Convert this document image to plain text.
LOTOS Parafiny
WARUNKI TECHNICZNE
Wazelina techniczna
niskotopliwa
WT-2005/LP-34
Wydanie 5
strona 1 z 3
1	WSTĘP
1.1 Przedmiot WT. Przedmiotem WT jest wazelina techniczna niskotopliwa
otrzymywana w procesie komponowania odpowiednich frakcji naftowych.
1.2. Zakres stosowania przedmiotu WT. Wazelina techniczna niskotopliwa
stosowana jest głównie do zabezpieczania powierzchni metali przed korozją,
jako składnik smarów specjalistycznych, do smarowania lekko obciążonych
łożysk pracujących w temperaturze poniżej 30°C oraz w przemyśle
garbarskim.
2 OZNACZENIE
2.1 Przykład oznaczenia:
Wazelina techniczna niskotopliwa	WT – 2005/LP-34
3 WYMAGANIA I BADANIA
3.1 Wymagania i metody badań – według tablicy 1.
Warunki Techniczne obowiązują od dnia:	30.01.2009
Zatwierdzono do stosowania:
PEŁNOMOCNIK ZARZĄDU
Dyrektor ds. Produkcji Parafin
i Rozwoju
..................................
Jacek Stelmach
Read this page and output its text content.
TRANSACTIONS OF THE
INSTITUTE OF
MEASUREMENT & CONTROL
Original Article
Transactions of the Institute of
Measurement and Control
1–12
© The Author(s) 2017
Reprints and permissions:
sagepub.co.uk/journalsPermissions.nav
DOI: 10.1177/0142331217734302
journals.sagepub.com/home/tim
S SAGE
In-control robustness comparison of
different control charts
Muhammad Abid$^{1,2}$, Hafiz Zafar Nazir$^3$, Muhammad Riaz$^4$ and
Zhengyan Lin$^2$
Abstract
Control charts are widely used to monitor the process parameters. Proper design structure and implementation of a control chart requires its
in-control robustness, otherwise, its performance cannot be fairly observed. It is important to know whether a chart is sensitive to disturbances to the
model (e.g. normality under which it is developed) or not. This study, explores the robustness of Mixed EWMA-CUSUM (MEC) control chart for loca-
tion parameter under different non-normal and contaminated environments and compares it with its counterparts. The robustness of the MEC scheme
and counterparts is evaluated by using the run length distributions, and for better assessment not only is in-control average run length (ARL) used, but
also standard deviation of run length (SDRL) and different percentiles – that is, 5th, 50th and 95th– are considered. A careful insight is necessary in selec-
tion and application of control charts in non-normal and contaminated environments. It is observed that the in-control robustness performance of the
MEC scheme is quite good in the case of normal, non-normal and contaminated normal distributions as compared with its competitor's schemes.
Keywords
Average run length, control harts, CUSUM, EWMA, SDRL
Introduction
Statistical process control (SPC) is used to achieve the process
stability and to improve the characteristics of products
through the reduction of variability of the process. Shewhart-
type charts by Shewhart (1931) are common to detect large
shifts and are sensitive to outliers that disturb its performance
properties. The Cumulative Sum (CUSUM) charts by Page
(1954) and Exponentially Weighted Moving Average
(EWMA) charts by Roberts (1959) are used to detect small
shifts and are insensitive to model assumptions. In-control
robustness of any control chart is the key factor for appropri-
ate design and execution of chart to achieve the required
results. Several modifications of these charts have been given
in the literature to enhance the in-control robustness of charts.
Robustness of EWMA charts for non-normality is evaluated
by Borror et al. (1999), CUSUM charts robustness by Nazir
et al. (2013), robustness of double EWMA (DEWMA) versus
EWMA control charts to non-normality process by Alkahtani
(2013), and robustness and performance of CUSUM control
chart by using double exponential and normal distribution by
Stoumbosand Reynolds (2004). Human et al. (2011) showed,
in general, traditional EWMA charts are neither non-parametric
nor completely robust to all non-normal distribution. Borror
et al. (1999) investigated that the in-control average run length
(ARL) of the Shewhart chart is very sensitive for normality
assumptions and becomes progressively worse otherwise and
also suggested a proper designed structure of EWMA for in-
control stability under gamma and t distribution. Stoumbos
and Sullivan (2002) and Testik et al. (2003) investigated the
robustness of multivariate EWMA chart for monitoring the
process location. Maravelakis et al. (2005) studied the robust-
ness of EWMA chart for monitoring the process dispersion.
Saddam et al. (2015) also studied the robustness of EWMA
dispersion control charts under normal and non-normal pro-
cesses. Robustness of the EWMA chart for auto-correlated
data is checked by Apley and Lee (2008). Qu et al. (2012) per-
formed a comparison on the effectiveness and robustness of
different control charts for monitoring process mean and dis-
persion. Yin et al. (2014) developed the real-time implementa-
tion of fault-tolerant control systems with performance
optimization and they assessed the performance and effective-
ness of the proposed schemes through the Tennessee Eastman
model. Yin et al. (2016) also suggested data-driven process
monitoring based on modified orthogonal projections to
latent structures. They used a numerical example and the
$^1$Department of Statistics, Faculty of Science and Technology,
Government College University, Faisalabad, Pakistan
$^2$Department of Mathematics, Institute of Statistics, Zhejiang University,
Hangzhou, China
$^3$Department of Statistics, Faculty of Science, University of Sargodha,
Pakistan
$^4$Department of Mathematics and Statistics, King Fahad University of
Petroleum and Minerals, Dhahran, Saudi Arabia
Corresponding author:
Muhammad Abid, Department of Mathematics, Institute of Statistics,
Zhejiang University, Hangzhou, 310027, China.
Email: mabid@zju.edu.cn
---*---
### Objective
From the listing above, copy out each line where the word "monitoring" appears.

### Full response
robustness of multivariate EWMA chart for monitoring the
ness of EWMA chart for monitoring the process dispersion.
different control charts for monitoring process mean and dis-
monitoring based on modified orthogonal projections to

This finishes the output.